WHAT THE EXERCISE ASKS: Rename "Waist" to "Waistline" in the lines from the start of the records through the line containing "row-label: Waist [40,518,241,565]", and give those lines again with every other detail left unchanged.
[begin DATA ROWS]
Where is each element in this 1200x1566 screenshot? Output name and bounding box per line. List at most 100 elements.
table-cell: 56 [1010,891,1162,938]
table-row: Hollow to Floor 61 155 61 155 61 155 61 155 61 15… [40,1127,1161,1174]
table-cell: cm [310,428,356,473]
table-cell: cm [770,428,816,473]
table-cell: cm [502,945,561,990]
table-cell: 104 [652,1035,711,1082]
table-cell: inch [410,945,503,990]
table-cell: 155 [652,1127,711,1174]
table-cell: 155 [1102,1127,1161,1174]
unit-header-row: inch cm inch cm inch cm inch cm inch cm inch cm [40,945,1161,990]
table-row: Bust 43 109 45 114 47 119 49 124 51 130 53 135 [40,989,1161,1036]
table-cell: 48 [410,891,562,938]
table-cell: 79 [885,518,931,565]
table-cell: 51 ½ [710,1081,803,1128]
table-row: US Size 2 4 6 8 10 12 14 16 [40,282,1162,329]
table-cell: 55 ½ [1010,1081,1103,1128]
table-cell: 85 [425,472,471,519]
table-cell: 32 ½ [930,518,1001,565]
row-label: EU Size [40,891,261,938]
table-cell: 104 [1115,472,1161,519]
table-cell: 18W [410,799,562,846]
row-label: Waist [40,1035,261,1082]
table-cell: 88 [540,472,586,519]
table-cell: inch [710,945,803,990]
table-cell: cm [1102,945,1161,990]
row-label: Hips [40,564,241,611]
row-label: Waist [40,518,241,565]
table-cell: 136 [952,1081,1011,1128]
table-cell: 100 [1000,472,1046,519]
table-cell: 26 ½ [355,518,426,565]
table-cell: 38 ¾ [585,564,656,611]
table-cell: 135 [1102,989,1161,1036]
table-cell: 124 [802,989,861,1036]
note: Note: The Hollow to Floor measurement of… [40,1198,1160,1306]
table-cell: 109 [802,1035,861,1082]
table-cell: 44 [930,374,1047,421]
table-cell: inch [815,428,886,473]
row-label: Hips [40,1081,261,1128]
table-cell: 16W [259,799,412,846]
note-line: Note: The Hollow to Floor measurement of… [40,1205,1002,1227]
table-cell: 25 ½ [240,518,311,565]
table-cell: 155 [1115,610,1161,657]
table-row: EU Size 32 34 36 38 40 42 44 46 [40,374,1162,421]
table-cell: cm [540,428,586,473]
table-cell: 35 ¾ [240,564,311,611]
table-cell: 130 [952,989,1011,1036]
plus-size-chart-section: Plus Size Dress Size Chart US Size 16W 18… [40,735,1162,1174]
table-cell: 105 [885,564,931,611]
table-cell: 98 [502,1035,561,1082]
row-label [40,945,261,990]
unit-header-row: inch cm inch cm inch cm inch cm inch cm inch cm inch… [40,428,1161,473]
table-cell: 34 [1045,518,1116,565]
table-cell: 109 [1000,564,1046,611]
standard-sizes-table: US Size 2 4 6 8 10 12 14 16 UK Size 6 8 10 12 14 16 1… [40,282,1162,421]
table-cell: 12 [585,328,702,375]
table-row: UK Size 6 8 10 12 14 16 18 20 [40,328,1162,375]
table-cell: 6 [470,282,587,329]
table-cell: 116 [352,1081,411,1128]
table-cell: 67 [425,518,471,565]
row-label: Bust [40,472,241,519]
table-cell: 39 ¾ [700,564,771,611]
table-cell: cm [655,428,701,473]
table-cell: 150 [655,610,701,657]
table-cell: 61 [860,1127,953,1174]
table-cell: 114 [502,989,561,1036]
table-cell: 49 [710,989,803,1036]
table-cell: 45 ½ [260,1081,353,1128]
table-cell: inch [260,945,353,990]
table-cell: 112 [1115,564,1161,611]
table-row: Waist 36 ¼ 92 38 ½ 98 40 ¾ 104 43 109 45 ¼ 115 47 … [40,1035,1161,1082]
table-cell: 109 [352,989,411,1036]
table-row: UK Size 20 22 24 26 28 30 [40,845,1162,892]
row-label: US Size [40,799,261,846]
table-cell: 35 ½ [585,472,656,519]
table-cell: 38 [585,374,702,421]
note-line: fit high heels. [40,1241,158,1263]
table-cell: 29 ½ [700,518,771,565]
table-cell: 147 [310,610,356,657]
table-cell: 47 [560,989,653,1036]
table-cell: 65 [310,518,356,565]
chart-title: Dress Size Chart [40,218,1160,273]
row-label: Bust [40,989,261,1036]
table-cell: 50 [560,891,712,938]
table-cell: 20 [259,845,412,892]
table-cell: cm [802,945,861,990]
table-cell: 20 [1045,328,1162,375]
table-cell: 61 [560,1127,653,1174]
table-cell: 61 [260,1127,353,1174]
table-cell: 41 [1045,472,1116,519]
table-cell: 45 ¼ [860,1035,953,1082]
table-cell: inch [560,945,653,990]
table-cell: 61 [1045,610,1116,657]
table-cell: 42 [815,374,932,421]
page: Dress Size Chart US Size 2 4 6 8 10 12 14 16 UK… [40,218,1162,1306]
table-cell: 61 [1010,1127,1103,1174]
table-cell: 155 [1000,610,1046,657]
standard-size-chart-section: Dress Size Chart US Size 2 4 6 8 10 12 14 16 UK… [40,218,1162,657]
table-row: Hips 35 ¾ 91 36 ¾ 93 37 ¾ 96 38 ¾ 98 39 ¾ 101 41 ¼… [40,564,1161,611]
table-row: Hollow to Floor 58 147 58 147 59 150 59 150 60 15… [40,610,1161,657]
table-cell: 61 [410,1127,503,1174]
[end DATA ROWS]
FULL OUTPUT:
Where is each element in this 1200x1566 screenshot? Output name and bounding box per line. List at most 100 elements.
table-cell: 56 [1010,891,1162,938]
table-row: Hollow to Floor 61 155 61 155 61 155 61 155 61 15… [40,1127,1161,1174]
table-cell: cm [310,428,356,473]
table-cell: cm [770,428,816,473]
table-cell: cm [502,945,561,990]
table-cell: 104 [652,1035,711,1082]
table-cell: inch [410,945,503,990]
table-cell: 155 [652,1127,711,1174]
table-cell: 155 [1102,1127,1161,1174]
unit-header-row: inch cm inch cm inch cm inch cm inch cm inch cm [40,945,1161,990]
table-row: Bust 43 109 45 114 47 119 49 124 51 130 53 135 [40,989,1161,1036]
table-cell: 48 [410,891,562,938]
table-cell: 79 [885,518,931,565]
table-cell: 51 ½ [710,1081,803,1128]
table-row: US Size 2 4 6 8 10 12 14 16 [40,282,1162,329]
table-cell: 55 ½ [1010,1081,1103,1128]
table-cell: 85 [425,472,471,519]
table-cell: 32 ½ [930,518,1001,565]
row-label: EU Size [40,891,261,938]
table-cell: 104 [1115,472,1161,519]
table-cell: 18W [410,799,562,846]
row-label: Waistline [40,1035,261,1082]
table-cell: 88 [540,472,586,519]
table-cell: inch [710,945,803,990]
table-cell: cm [1102,945,1161,990]
row-label: Hips [40,564,241,611]
row-label: Waistline [40,518,241,565]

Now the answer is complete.